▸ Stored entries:

--*--

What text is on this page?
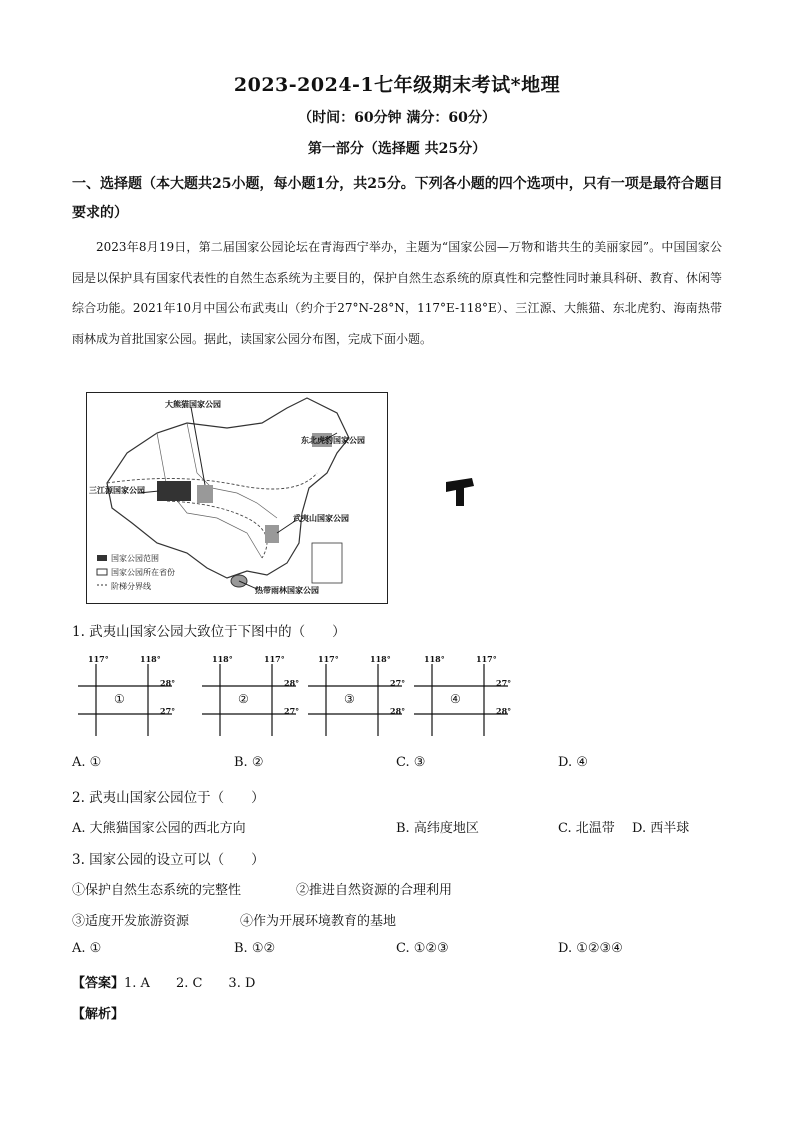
2023-2024-1七年级期末考试*地理
（时间：60分钟 满分：60分）
第一部分（选择题 共25分）
一、选择题（本大题共25小题，每小题1分，共25分。下列各小题的四个选项中，只有一项是最符合题目要求的）
2023年8月19日，第二届国家公园论坛在青海西宁举办，主题为“国家公园—万物和谐共生的美丽家园”。中国国家公园是以保护具有国家代表性的自然生态系统为主要目的，保护自然生态系统的原真性和完整性同时兼具科研、教育、休闲等综合功能。2021年10月中国公布武夷山（约介于27°N-28°N，117°E-118°E）、三江源、大熊猫、东北虎豹、海南热带雨林成为首批国家公园。据此，读国家公园分布图，完成下面小题。
大熊猫国家公园
东北虎豹国家公园
三江源国家公园
武夷山国家公园
热带雨林国家公园
国家公园范围
国家公园所在省份
阶梯分界线
1. 武夷山国家公园大致位于下图中的（　　）
117°	118°
28°
27°
①
118°	117°
28°
27°
②
117°	118°
27°
28°
③
118°	117°
27°
28°
④
A. ①	B. ②	C. ③	D. ④
2. 武夷山国家公园位于（　　）
A. 大熊猫国家公园的西北方向	B. 高纬度地区	C. 北温带 D. 西半球
3. 国家公园的设立可以（　　）
①保护自然生态系统的完整性	②推进自然资源的合理利用
③适度开发旅游资源	④作为开展环境教育的基地
A. ①	B. ①②	C. ①②③	D. ①②③④
【答案】1. A　　2. C　　3. D
【解析】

--*--

▸ Your instructions: Transcribe the preceding listing in its entirety and with exact wording, leaving out pictures.

▸ Reply to the exercise:
What text is on this page?
2023-2024-1七年级期末考试*地理
（时间：60分钟 满分：60分）
第一部分（选择题 共25分）
一、选择题（本大题共25小题，每小题1分，共25分。下列各小题的四个选项中，只有一项是最符合题目要求的）
2023年8月19日，第二届国家公园论坛在青海西宁举办，主题为“国家公园—万物和谐共生的美丽家园”。中国国家公园是以保护具有国家代表性的自然生态系统为主要目的，保护自然生态系统的原真性和完整性同时兼具科研、教育、休闲等综合功能。2021年10月中国公布武夷山（约介于27°N-28°N，117°E-118°E）、三江源、大熊猫、东北虎豹、海南热带雨林成为首批国家公园。据此，读国家公园分布图，完成下面小题。
大熊猫国家公园
东北虎豹国家公园
三江源国家公园
武夷山国家公园
热带雨林国家公园
国家公园范围
国家公园所在省份
阶梯分界线
1. 武夷山国家公园大致位于下图中的（　　）
117°	118°
28°
27°
①
118°	117°
28°
27°
②
117°	118°
27°
28°
③
118°	117°
27°
28°
④
A. ①	B. ②	C. ③	D. ④
2. 武夷山国家公园位于（　　）
A. 大熊猫国家公园的西北方向	B. 高纬度地区	C. 北温带 D. 西半球
3. 国家公园的设立可以（　　）
①保护自然生态系统的完整性	②推进自然资源的合理利用
③适度开发旅游资源	④作为开展环境教育的基地
A. ①	B. ①②	C. ①②③	D. ①②③④
【答案】1. A　　2. C　　3. D
【解析】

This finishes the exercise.